___ Provided entries ___
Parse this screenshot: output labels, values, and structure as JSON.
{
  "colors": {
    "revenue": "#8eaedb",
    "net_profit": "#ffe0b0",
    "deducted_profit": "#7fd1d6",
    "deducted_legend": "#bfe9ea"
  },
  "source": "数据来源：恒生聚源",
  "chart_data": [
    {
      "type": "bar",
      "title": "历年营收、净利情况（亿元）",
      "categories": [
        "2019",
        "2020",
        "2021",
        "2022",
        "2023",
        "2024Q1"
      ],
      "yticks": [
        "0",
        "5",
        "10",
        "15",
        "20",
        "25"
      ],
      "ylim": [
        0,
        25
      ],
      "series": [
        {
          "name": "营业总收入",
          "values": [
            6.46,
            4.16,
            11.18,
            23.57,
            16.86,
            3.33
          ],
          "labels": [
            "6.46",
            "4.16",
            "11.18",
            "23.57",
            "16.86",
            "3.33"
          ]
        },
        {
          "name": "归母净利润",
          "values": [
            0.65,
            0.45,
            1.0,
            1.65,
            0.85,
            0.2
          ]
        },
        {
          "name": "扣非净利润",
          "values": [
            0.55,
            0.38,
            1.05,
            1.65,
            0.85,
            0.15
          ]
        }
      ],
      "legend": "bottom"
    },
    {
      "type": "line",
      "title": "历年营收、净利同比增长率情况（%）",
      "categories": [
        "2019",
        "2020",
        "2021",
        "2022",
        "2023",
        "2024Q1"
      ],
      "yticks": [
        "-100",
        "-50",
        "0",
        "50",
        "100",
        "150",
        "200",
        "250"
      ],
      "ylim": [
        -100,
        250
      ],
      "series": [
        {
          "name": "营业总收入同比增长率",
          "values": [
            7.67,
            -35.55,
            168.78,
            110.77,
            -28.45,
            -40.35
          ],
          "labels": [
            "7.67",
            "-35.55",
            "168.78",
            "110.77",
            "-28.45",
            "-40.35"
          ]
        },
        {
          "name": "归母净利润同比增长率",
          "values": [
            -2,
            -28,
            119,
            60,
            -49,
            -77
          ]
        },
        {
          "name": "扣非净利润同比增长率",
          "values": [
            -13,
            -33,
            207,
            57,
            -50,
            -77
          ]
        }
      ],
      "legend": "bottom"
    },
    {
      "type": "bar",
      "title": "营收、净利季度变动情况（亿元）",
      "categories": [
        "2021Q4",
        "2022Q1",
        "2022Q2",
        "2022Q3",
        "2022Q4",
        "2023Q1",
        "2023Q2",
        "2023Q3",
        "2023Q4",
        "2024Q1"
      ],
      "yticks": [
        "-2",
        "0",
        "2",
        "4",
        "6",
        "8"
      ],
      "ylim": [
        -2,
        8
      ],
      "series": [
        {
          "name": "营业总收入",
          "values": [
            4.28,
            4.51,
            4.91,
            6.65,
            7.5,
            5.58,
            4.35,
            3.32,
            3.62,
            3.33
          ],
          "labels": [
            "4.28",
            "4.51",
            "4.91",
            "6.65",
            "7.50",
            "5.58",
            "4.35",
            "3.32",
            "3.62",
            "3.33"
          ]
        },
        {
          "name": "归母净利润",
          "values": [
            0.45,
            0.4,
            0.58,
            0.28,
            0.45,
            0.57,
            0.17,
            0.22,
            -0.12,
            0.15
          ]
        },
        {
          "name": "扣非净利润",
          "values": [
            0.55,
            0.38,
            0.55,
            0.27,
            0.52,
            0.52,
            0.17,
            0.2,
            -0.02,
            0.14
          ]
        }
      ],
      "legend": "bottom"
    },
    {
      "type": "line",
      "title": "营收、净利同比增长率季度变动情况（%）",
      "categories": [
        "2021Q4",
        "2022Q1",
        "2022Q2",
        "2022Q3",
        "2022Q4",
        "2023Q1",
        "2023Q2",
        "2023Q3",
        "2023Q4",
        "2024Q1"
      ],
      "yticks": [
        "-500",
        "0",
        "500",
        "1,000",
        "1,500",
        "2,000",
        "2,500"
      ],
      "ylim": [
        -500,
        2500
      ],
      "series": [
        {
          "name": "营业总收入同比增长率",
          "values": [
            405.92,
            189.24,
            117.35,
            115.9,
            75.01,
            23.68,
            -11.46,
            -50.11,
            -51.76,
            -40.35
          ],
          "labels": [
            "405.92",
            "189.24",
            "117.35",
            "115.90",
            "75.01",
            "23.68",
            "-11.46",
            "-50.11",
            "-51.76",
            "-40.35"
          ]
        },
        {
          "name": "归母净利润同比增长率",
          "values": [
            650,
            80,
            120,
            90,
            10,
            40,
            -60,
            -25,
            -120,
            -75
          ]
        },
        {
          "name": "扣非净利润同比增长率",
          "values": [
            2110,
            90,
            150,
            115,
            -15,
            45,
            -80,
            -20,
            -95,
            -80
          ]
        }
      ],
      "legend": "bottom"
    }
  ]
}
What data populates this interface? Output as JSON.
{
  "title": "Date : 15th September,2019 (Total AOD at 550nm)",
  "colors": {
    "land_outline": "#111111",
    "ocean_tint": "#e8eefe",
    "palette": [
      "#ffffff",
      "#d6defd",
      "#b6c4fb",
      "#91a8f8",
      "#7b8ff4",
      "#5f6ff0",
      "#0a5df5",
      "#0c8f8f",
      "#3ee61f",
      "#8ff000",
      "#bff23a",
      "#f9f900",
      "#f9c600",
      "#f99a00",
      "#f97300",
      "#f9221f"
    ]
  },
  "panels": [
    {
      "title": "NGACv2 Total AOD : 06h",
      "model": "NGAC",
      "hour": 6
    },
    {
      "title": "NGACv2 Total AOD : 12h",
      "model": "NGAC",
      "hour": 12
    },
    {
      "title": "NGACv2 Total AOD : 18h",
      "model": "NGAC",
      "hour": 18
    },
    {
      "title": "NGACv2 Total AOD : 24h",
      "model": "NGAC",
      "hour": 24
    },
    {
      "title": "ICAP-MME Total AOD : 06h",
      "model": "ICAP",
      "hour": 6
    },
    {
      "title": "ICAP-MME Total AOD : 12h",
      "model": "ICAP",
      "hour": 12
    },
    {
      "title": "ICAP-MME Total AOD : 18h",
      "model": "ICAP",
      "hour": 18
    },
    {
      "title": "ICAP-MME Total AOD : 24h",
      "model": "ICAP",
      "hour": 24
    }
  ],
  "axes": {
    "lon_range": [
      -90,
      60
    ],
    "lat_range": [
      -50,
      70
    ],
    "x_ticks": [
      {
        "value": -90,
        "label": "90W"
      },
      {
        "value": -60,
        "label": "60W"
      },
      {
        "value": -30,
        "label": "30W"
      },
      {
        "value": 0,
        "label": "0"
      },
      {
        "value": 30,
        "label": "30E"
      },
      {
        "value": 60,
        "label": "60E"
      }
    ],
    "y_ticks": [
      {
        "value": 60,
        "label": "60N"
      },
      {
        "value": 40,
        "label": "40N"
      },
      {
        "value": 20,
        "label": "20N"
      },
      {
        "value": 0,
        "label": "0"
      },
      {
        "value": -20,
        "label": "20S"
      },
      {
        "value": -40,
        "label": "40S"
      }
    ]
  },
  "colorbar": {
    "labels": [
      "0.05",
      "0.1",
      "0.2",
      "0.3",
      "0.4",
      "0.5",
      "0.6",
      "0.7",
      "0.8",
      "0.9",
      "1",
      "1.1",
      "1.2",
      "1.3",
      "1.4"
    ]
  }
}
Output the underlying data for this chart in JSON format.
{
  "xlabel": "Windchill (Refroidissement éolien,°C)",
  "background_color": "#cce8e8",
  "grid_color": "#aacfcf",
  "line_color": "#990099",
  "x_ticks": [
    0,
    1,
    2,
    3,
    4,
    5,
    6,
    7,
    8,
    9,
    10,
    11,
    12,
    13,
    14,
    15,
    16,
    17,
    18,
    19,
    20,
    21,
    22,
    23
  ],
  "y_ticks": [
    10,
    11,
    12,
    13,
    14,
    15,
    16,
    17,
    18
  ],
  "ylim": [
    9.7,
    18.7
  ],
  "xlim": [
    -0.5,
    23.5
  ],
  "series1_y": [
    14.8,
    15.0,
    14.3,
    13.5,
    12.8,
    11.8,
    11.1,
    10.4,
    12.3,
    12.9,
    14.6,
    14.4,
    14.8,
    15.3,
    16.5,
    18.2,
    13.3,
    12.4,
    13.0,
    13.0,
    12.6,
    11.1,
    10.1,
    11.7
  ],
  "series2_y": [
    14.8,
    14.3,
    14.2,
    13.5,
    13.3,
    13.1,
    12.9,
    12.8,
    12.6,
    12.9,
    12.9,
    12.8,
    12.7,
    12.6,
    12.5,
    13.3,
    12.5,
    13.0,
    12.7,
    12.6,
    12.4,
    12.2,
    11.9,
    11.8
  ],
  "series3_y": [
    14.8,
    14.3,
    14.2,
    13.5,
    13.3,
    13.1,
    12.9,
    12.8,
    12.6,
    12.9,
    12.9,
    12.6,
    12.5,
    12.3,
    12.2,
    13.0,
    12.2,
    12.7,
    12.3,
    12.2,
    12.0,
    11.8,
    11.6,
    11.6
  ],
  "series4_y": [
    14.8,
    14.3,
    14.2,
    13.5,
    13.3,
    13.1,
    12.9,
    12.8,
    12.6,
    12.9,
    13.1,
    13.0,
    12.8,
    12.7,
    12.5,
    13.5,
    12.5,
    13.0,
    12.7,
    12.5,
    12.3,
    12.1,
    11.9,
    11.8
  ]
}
___
• [Exercise task]:
Gather every line from the listing above in which "历年营收" appears, and copy those lines.

• [Result]:
      "title": "历年营收、净利情况（亿元）",
      "title": "历年营收、净利同比增长率情况（%）",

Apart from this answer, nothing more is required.